Find out how many lines of the material contain the string "铜和硝酸银" and give only that figure.

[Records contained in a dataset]
┌──

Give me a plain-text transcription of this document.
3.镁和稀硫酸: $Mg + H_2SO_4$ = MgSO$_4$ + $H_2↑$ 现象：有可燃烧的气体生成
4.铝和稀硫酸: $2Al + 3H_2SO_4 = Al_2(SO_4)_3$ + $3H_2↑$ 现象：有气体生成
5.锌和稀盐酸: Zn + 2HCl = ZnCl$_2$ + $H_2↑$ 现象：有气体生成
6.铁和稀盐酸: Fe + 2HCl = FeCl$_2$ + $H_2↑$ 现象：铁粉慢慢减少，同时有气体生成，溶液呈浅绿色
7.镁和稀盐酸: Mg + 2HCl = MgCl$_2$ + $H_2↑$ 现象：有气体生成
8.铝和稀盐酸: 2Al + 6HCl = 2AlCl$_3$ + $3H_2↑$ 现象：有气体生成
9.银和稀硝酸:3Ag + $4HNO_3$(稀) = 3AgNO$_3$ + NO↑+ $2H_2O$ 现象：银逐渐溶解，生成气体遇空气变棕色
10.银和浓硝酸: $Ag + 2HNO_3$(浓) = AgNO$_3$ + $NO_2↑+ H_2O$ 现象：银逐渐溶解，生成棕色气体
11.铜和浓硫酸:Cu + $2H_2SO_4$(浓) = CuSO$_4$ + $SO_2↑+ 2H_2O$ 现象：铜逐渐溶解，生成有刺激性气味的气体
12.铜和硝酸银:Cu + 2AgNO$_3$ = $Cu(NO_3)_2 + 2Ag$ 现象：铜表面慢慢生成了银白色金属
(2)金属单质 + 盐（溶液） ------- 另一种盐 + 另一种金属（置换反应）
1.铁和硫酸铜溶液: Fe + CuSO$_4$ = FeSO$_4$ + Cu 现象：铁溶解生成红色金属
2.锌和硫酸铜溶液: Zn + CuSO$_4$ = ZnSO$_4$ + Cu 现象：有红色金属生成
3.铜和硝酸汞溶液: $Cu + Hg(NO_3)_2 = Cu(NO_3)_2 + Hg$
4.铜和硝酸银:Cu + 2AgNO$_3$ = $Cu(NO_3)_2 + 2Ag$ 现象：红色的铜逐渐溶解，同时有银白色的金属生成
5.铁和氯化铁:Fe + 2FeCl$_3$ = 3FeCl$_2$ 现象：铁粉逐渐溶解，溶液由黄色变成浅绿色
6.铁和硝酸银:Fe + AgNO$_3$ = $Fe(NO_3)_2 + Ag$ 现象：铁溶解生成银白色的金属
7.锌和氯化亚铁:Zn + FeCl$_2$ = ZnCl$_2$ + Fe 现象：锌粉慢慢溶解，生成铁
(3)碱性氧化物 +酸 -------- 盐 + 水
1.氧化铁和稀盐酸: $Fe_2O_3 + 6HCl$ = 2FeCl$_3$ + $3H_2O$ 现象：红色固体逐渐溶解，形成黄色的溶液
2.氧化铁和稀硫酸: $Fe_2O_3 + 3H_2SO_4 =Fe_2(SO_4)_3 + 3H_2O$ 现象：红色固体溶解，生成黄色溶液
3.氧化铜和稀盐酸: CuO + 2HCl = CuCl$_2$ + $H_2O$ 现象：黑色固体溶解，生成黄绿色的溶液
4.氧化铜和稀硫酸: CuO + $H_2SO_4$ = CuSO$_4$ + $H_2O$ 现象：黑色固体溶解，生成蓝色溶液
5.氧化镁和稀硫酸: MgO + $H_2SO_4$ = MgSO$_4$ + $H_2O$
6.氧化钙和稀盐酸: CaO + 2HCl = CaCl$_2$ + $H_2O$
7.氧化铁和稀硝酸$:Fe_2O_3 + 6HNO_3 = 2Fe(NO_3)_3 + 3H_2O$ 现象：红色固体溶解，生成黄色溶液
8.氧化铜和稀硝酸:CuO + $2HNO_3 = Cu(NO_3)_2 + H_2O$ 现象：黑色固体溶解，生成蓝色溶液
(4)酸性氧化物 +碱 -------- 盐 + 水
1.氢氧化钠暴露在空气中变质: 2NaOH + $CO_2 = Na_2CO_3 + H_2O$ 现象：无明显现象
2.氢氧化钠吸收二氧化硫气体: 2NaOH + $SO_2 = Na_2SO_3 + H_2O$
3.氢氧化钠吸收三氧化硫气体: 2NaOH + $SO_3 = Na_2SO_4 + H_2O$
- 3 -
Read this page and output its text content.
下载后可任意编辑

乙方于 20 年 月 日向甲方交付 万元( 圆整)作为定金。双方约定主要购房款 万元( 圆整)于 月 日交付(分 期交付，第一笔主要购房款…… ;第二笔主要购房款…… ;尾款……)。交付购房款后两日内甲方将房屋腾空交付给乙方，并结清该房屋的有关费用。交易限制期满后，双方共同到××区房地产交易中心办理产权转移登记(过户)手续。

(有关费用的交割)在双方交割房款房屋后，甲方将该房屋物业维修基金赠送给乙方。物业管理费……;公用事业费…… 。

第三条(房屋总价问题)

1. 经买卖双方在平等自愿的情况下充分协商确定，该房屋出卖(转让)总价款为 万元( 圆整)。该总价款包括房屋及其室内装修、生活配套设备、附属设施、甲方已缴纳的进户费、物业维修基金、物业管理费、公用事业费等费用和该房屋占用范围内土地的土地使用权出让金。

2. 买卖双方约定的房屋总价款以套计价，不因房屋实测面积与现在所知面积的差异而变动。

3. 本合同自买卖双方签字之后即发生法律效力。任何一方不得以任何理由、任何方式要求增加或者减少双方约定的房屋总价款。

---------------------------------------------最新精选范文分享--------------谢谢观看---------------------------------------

└──

## Final result
2